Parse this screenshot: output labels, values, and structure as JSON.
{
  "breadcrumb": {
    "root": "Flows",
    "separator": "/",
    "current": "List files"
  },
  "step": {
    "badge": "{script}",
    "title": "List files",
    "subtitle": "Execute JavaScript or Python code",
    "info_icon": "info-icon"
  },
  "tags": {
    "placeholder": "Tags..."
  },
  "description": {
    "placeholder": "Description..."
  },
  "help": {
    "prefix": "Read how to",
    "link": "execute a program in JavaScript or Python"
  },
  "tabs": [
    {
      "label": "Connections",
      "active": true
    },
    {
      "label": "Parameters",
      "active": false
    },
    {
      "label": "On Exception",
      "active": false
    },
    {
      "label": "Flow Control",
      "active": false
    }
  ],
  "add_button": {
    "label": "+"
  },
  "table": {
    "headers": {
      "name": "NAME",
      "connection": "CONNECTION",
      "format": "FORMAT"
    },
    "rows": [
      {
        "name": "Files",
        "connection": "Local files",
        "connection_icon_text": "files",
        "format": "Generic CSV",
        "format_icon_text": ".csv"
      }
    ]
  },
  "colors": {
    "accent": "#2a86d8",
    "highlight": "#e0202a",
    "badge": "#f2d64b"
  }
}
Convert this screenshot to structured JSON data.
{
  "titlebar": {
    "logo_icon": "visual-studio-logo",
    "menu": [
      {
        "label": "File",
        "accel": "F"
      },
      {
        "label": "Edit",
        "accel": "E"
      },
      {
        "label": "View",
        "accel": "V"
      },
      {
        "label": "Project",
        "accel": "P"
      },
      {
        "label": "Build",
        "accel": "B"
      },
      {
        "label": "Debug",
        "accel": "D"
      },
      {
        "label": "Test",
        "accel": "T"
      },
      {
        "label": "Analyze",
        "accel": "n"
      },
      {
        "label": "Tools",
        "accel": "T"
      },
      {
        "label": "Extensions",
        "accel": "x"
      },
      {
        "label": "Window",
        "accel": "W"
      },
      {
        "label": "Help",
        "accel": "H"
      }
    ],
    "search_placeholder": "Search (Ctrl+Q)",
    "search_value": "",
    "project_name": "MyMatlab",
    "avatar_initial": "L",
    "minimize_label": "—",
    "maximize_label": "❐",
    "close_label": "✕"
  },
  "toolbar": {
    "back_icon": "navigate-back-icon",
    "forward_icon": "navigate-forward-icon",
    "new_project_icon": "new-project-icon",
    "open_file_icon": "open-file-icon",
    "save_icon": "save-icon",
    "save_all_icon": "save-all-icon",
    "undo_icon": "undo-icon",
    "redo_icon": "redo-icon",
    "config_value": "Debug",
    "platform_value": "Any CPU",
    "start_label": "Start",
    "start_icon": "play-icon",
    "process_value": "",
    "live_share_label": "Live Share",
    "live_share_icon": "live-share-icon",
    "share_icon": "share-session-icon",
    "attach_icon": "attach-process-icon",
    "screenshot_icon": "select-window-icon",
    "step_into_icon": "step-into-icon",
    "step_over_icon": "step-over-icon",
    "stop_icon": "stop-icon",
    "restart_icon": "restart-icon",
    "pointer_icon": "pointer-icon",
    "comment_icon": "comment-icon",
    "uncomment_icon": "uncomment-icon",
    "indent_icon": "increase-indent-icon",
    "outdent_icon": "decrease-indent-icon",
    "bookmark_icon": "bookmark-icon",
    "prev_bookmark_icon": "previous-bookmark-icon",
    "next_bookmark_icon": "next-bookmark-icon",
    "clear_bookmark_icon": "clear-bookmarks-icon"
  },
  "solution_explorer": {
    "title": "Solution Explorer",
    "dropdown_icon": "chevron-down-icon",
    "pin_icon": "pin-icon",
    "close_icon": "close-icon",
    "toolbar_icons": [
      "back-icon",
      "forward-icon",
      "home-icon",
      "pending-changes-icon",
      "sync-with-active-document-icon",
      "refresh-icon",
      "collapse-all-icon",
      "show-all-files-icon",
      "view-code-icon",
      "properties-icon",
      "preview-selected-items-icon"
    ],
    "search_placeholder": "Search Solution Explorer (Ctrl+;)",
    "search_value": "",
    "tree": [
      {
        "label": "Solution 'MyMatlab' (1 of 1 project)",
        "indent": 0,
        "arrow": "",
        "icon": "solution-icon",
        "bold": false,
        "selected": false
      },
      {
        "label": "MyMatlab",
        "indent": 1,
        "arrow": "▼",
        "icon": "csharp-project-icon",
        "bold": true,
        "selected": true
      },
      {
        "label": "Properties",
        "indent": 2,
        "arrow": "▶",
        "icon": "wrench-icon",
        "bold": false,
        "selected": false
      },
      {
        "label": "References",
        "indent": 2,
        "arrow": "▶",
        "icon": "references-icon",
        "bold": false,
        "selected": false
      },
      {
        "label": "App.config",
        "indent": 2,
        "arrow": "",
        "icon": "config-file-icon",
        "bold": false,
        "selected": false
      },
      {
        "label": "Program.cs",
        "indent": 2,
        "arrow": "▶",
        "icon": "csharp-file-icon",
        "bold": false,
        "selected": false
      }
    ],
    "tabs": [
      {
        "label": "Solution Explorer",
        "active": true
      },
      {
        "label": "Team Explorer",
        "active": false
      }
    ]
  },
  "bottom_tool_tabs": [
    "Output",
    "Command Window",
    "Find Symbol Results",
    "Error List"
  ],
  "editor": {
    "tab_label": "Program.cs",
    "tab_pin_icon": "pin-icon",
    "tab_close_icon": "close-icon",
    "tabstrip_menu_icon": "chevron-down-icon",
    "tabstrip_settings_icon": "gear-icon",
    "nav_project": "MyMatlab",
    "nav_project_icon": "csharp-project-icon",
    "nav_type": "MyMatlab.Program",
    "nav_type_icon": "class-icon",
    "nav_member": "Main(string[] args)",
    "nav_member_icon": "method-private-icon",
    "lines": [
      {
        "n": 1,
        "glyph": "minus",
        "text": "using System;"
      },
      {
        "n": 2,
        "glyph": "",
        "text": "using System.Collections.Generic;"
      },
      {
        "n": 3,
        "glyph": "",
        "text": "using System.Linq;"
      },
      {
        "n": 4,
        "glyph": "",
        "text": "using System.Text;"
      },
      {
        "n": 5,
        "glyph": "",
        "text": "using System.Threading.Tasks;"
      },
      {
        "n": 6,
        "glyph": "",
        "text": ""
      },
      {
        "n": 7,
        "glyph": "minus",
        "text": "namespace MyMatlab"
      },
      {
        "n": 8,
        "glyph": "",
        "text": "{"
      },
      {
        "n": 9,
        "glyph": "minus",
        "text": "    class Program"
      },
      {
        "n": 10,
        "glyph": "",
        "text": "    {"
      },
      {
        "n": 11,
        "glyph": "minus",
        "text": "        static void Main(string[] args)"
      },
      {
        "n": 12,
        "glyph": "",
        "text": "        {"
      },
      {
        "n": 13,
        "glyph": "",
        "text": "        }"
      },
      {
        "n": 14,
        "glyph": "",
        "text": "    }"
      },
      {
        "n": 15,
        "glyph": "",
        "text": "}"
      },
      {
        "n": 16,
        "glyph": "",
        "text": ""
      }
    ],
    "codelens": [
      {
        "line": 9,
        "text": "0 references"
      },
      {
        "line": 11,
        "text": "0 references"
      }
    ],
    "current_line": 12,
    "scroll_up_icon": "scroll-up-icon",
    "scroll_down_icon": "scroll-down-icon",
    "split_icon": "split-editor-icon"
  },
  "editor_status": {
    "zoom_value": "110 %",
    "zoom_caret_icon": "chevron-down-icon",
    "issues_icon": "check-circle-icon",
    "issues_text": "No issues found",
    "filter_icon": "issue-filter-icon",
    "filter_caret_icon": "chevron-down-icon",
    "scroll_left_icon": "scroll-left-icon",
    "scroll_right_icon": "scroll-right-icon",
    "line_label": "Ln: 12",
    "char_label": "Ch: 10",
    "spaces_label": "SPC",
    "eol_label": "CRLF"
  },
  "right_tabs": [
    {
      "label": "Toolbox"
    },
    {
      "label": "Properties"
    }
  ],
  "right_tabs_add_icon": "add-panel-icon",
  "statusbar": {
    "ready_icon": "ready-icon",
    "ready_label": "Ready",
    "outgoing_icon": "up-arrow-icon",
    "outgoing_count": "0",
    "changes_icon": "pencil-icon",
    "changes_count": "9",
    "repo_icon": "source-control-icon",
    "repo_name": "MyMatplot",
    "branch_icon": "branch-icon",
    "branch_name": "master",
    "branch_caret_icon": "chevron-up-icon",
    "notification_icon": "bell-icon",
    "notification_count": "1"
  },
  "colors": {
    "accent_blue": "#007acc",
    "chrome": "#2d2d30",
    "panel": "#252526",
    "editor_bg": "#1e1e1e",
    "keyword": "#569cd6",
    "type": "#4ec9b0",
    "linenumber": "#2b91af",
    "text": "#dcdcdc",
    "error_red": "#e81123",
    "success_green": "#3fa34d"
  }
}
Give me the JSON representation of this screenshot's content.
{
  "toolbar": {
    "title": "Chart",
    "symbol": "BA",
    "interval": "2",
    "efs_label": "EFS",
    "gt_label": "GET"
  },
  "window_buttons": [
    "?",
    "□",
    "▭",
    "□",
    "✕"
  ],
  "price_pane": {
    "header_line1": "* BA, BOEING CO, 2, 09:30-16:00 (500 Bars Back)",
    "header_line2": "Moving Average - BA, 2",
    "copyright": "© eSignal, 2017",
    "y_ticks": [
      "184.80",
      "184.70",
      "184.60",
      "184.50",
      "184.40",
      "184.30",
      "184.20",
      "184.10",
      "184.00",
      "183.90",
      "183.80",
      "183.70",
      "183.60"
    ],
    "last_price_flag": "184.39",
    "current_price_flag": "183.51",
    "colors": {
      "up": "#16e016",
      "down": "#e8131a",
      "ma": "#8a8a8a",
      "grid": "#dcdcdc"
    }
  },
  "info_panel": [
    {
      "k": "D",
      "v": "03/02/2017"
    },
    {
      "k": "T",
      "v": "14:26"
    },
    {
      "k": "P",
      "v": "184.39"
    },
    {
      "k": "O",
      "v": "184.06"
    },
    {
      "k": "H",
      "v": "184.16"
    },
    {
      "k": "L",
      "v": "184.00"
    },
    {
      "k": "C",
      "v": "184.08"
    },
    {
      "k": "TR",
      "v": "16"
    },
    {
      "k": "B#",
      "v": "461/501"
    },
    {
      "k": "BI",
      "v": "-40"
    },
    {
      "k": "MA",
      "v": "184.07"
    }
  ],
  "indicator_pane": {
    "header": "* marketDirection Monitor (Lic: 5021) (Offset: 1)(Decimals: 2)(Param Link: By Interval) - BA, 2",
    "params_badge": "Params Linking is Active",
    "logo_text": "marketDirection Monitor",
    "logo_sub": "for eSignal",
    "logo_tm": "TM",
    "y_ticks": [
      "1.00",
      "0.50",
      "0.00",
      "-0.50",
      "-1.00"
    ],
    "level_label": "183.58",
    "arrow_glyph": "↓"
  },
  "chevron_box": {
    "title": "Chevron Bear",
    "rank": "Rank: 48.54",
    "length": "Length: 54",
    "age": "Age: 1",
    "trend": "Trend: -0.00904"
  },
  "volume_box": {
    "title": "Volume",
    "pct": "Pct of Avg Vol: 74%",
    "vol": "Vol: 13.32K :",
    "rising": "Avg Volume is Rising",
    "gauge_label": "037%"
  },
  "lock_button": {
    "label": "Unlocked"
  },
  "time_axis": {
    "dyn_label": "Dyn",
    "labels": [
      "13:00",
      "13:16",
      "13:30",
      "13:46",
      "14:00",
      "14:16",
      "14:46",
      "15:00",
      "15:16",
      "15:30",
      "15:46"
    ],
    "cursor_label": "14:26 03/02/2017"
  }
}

===

Task description — Check each line of the records for "Python" and copy the ones that contain it.

Task answer —
    "subtitle": "Execute JavaScript or Python code",
    "link": "execute a program in JavaScript or Python"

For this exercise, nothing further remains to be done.